[Aim] For the copy, please give all of the data again exactly and leave the pictures out.

+++

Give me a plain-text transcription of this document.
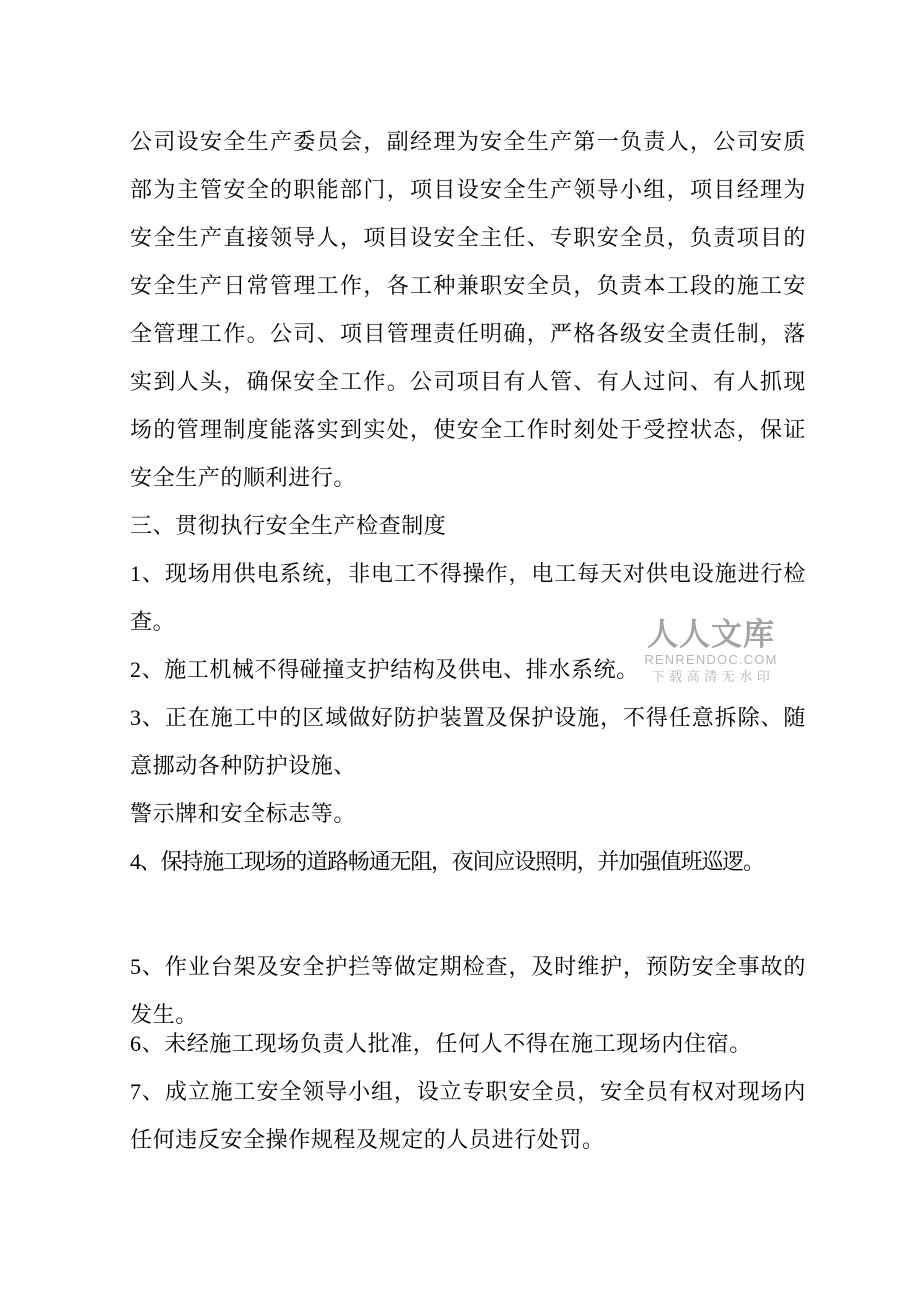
公司设安全生产委员会，副经理为安全生产第一负责人，公司安质
部为主管安全的职能部门，项目设安全生产领导小组，项目经理为
安全生产直接领导人，项目设安全主任、专职安全员，负责项目的
安全生产日常管理工作，各工种兼职安全员，负责本工段的施工安
全管理工作。公司、项目管理责任明确，严格各级安全责任制，落
实到人头，确保安全工作。公司项目有人管、有人过问、有人抓现
场的管理制度能落实到实处，使安全工作时刻处于受控状态，保证
安全生产的顺利进行。
三、贯彻执行安全生产检查制度
1、现场用供电系统，非电工不得操作，电工每天对供电设施进行检
查。
2、施工机械不得碰撞支护结构及供电、排水系统。
3、正在施工中的区域做好防护装置及保护设施，不得任意拆除、随
意挪动各种防护设施、
警示牌和安全标志等。
4、保持施工现场的道路畅通无阻，夜间应设照明，并加强值班巡逻。
5、作业台架及安全护拦等做定期检查，及时维护，预防安全事故的
发生。
6、未经施工现场负责人批准，任何人不得在施工现场内住宿。
7、成立施工安全领导小组，设立专职安全员，安全员有权对现场内
任何违反安全操作规程及规定的人员进行处罚。
人人文库
RENRENDOC.COM
下载高清无水印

+++

[The reply]
Give me a plain-text transcription of this document.
公司设安全生产委员会，副经理为安全生产第一负责人，公司安质
部为主管安全的职能部门，项目设安全生产领导小组，项目经理为
安全生产直接领导人，项目设安全主任、专职安全员，负责项目的
安全生产日常管理工作，各工种兼职安全员，负责本工段的施工安
全管理工作。公司、项目管理责任明确，严格各级安全责任制，落
实到人头，确保安全工作。公司项目有人管、有人过问、有人抓现
场的管理制度能落实到实处，使安全工作时刻处于受控状态，保证
安全生产的顺利进行。
三、贯彻执行安全生产检查制度
1、现场用供电系统，非电工不得操作，电工每天对供电设施进行检
查。
2、施工机械不得碰撞支护结构及供电、排水系统。
3、正在施工中的区域做好防护装置及保护设施，不得任意拆除、随
意挪动各种防护设施、
警示牌和安全标志等。
4、保持施工现场的道路畅通无阻，夜间应设照明，并加强值班巡逻。
5、作业台架及安全护拦等做定期检查，及时维护，预防安全事故的
发生。
6、未经施工现场负责人批准，任何人不得在施工现场内住宿。
7、成立施工安全领导小组，设立专职安全员，安全员有权对现场内
任何违反安全操作规程及规定的人员进行处罚。
人人文库
RENRENDOC.COM
下载高清无水印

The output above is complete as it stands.